[Stored records]
========

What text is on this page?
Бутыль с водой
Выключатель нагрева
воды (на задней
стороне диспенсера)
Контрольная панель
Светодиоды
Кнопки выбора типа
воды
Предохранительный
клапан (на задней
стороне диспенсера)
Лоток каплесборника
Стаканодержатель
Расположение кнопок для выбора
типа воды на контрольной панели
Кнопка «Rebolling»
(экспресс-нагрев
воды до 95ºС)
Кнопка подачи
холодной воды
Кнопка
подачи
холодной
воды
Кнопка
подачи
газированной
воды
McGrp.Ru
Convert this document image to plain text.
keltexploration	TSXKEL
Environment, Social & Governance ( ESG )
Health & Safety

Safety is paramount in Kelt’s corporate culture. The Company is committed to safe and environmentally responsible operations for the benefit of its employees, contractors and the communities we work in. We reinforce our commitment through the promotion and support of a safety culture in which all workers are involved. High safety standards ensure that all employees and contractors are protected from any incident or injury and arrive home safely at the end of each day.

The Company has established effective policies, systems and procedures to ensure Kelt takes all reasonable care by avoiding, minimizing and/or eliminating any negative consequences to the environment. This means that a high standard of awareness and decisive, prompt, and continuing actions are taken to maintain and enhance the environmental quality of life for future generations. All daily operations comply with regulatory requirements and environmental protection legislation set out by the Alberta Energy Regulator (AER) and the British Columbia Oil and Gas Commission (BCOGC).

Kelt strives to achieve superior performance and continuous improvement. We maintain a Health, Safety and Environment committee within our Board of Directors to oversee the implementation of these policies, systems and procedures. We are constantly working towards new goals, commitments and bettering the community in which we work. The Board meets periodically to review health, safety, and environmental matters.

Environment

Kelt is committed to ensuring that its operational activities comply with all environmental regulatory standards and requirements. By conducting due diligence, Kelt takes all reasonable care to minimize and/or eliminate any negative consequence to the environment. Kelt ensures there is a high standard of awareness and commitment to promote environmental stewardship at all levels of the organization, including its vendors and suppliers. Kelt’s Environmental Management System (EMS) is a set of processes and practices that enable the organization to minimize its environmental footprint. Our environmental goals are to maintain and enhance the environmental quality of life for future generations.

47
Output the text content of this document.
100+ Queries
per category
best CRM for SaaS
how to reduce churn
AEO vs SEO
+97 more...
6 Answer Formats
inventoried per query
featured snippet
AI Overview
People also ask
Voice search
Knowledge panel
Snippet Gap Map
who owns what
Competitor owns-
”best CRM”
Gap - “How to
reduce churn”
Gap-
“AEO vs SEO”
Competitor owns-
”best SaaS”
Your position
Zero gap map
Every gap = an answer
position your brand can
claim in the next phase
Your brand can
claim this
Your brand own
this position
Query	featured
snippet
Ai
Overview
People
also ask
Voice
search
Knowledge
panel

========

[Goal]
The lines above form a set of records; determine how many of them contain the string "Кнопка" and give that number alone.

[Exercise response]
4